## BEGIN Supplied information

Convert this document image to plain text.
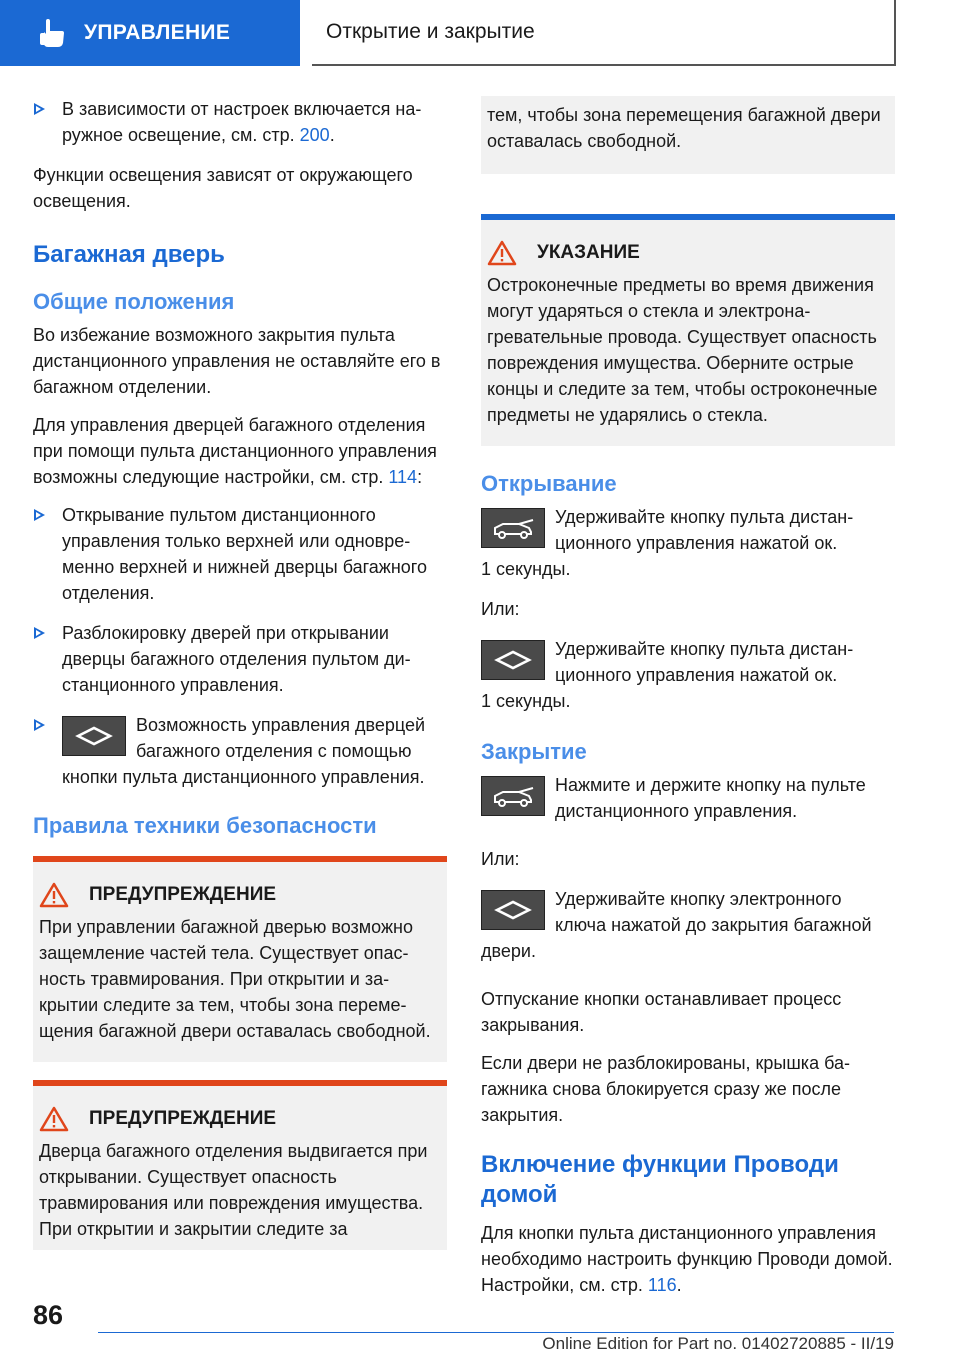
УПРАВЛЕНИЕ	Открытие и закрытие
В зависимости от настроек включается наружное освещение, см. стр. 200.

Функции освещения зависят от окружающего освещения.

Багажная дверь
Общие положения

Во избежание возможного закрытия пульта дистанционного управления не оставляйте его в багажном отделении.

Для управления дверцей багажного отделения при помощи пульта дистанционного управления возможны следующие настройки, см. стр. 114:

Открывание пультом дистанционного управления только верхней или одновременно верхней и нижней дверцы багажного отделения.
Разблокировку дверей при открывании дверцы багажного отделения пультом дистанционного управления.
Возможность управления дверцей багажного отделения с помощью
кнопки пульта дистанционного управления.
Правила техники безопасности
ПРЕДУПРЕЖДЕНИЕ

При управлении багажной дверью возможно защемление частей тела. Существует опасность травмирования. При открытии и закрытии следите за тем, чтобы зона перемещения багажной двери оставалась свободной.

ПРЕДУПРЕЖДЕНИЕ

Дверца багажного отделения выдвигается при открывании. Существует опасность травмирования или повреждения имущества. При открытии и закрытии следите за

тем, чтобы зона перемещения багажной двери оставалась свободной.

УКАЗАНИЕ

Остроконечные предметы во время движения могут ударяться о стекла и электронагревательные провода. Существует опасность повреждения имущества. Оберните острые концы и следите за тем, чтобы остроконечные предметы не ударялись о стекла.

Открывание
Удерживайте кнопку пульта дистанционного управления нажатой ок.
1 секунды.
Или:
Удерживайте кнопку пульта дистанционного управления нажатой ок.
1 секунды.
Закрытие
Нажмите и держите кнопку на пульте дистанционного управления.
Или:
Удерживайте кнопку электронного ключа нажатой до закрытия багажной
двери.

Отпускание кнопки останавливает процесс закрывания.

Если двери не разблокированы, крышка багажника снова блокируется сразу же после закрытия.

Включение функции Проводи домой

Для кнопки пульта дистанционного управления необходимо настроить функцию Проводи домой. Настройки, см. стр. 116.

86
Online Edition for Part no. 01402720885 - II/19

## END Supplied information

• _Exercise aim_
Exactly as written, return every line of the listing, but not the pictures.

• _Task solution_
Convert this document image to plain text.
УПРАВЛЕНИЕ	Открытие и закрытие
В зависимости от настроек включается наружное освещение, см. стр. 200.

Функции освещения зависят от окружающего освещения.

Багажная дверь
Общие положения

Во избежание возможного закрытия пульта дистанционного управления не оставляйте его в багажном отделении.

Для управления дверцей багажного отделения при помощи пульта дистанционного управления возможны следующие настройки, см. стр. 114:

Открывание пультом дистанционного управления только верхней или одновременно верхней и нижней дверцы багажного отделения.
Разблокировку дверей при открывании дверцы багажного отделения пультом дистанционного управления.
Возможность управления дверцей багажного отделения с помощью
кнопки пульта дистанционного управления.
Правила техники безопасности
ПРЕДУПРЕЖДЕНИЕ

При управлении багажной дверью возможно защемление частей тела. Существует опасность травмирования. При открытии и закрытии следите за тем, чтобы зона перемещения багажной двери оставалась свободной.

ПРЕДУПРЕЖДЕНИЕ

Дверца багажного отделения выдвигается при открывании. Существует опасность травмирования или повреждения имущества. При открытии и закрытии следите за

тем, чтобы зона перемещения багажной двери оставалась свободной.

УКАЗАНИЕ

Остроконечные предметы во время движения могут ударяться о стекла и электронагревательные провода. Существует опасность повреждения имущества. Оберните острые концы и следите за тем, чтобы остроконечные предметы не ударялись о стекла.

Открывание
Удерживайте кнопку пульта дистанционного управления нажатой ок.
1 секунды.
Или:
Удерживайте кнопку пульта дистанционного управления нажатой ок.
1 секунды.
Закрытие
Нажмите и держите кнопку на пульте дистанционного управления.
Или:
Удерживайте кнопку электронного ключа нажатой до закрытия багажной
двери.

Отпускание кнопки останавливает процесс закрывания.

Если двери не разблокированы, крышка багажника снова блокируется сразу же после закрытия.

Включение функции Проводи домой

Для кнопки пульта дистанционного управления необходимо настроить функцию Проводи домой. Настройки, см. стр. 116.

86
Online Edition for Part no. 01402720885 - II/19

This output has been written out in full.